Four points in a square. The two distances are the side length and the diagonal length.

The second one is

The points of an equilateral triangle along with the center. The two distances are the side length of the triangle and the distance from a point to the center.

While doing the proof, I found two more cases:

A parallelogram that is essentially two equilateral triangles sharing a side.

The points of a trapezoid where three side lengths are equal, and the other side is the same length as the two diagonals.

Here's my incomplete proof that these are the only non-degenerate cases, along with the other two cases presented by the other answerers.

Let's say that our two distinct distances are $x$ and $y$. Then we can divide our problem into some easier subcases.

Case 1: None of the distances are $x$. Then all the points have to be identical, contrary to the problem statement.

Case 2: One of the distances is $x$ and the other $5$ are $y$. Then let's say we have the two points $A=(0,0)$ and $B=(x,0)$. Then we need two more distinct points that have the same distance between $A$ and $B$. But then these two points must be $y$ apart as well, so we have a parallelogram.

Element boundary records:
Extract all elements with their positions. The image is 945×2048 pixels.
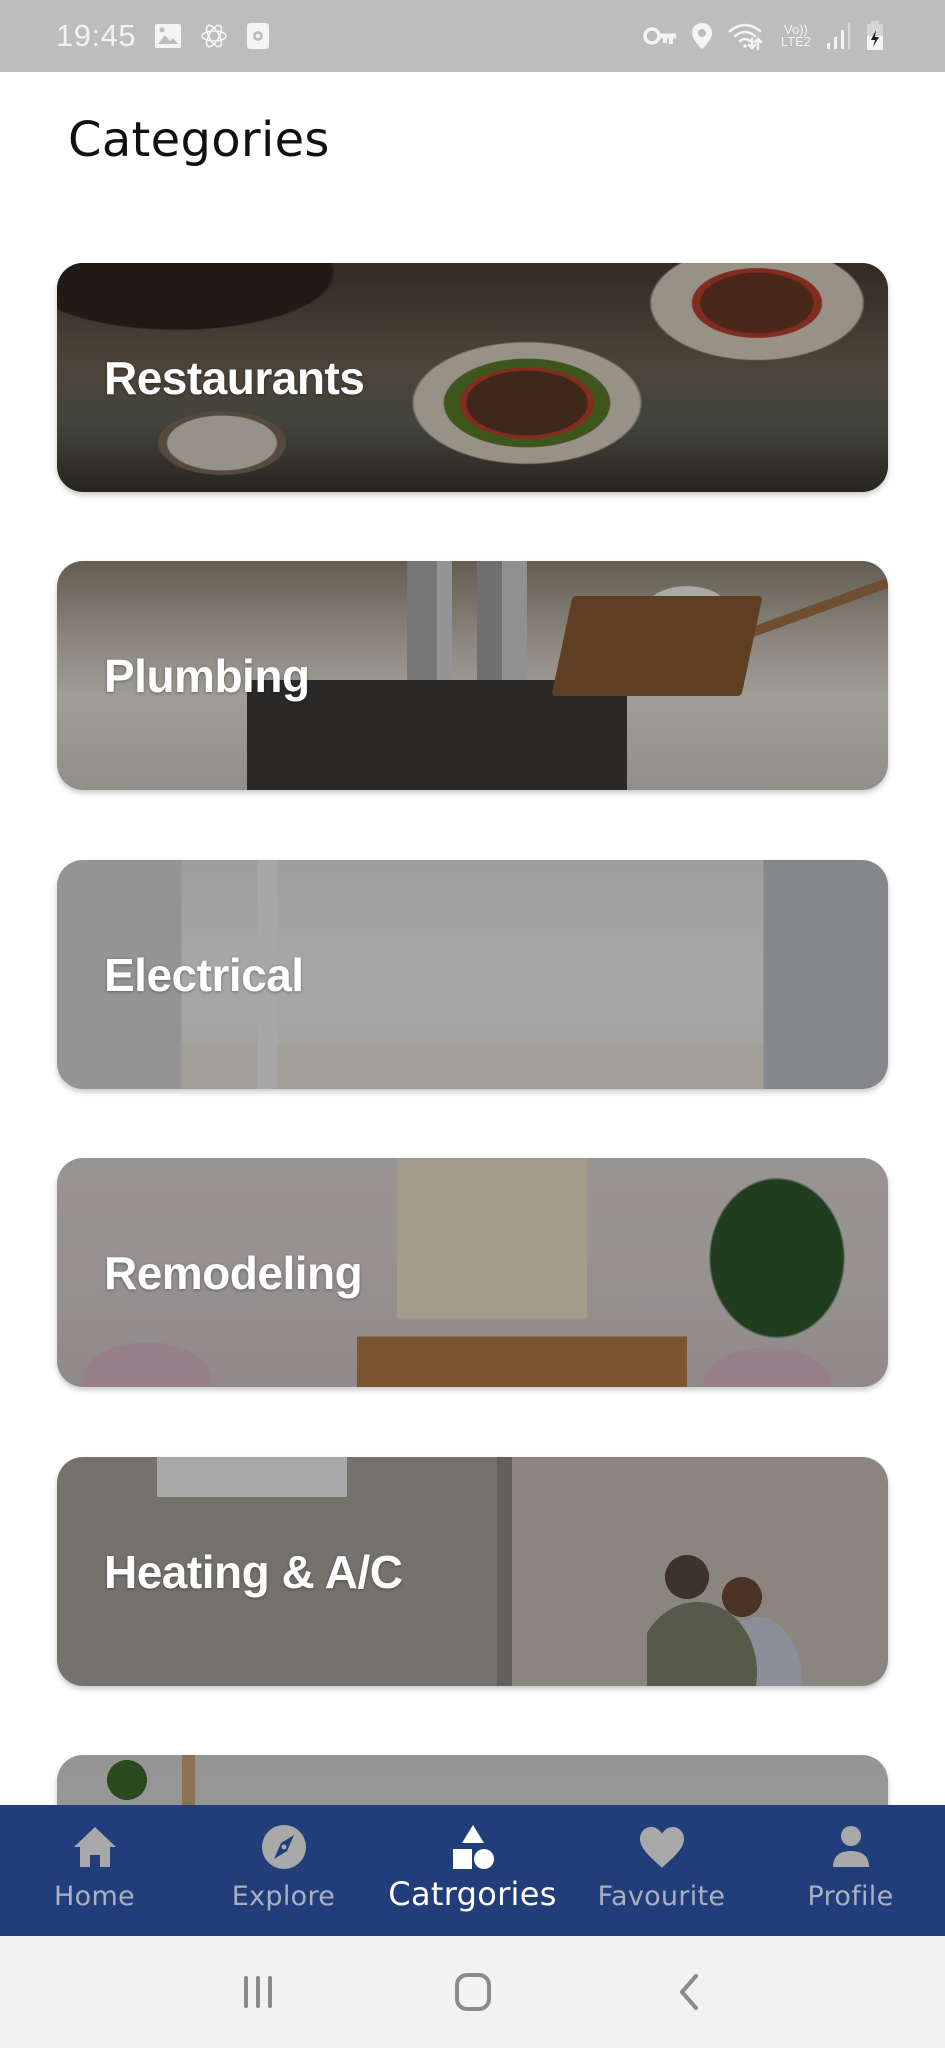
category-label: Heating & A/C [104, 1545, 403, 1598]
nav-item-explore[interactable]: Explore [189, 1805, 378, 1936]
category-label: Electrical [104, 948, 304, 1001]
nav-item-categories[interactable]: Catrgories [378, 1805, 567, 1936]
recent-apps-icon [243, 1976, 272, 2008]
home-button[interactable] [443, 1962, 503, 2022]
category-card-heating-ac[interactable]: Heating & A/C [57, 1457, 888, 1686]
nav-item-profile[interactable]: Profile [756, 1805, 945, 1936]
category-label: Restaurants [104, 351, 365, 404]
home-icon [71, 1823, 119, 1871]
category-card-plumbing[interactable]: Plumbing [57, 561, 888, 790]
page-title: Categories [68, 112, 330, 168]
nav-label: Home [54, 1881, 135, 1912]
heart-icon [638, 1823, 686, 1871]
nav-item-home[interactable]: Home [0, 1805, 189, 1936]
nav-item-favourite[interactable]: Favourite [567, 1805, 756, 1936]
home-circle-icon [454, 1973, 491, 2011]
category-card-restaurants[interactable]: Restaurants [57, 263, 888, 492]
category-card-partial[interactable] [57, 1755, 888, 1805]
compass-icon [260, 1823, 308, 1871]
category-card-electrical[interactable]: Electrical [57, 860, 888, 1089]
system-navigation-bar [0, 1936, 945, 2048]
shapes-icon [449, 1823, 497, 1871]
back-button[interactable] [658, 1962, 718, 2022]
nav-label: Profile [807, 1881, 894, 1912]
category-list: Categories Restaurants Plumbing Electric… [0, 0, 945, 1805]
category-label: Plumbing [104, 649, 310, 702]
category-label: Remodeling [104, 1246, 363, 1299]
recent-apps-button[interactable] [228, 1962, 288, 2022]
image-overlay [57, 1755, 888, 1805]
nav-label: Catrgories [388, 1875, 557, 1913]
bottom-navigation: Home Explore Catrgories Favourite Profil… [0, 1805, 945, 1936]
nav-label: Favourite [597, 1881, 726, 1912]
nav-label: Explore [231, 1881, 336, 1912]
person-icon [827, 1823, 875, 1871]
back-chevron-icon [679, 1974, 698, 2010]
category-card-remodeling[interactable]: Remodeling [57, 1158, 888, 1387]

**What you need to do**
Pick up the text on four points that use only two distances where it stops, and write what comes next. These entries have nothing to do with the text about four points with two distances.

**Task output**
Case 3: Two of the distances are $x$ and the other four are $y$. Then we have two more subcases:

Case 3.1: These distances have a shared point $A$. Let's say another two points are $B$ and $C$, each distance $x$ from $A$. Then the distance $y$ is the distance between $B$ and $C$. Now the fourth point $D$ must have a distance $y$ from the other $3$ points.

We can draw $3$ circles of radius $y$ around $A$, $B$, and $C$. If they intersect at the same point, then we can call that point $D$ for this case. It can be shown that the orthocenter of $\triangle ABC$ is the only candidate, so when is this equidistant to all three vertices? Well, only when $\triangle ABC$ is equilateral! This is clearly a contradiction because then $x=y$. So this case can never happen either. Yeah, I messed up here, but can't figure out (mostly just too lazy) how to prove that the two other cases presented by other answerers are the only ones.

Case 3.2: The two distances $x$ correspond to lines $AB$ and $CD$ that do not share a point. Then the other four distances are $y$. It can be shown through some quick calculation that these two lines must be orthogonal. Then we are left with the square case.

Case 4: Three of the distances are $x$. This manifests itself as either a path of length $x$ or an equilateral triangle. If it's an equilateral triangle, then the other point can only be the center, and we've already seen this case. If it's a path, then we have a trapezoid shape where the diagonals are the same length as one of the sides. So this is a new case that I didn't think of originally!

Case 5: More than four of the distances are $x$. Then we can just swap $x$ and $y$ and we have one of the previous cases.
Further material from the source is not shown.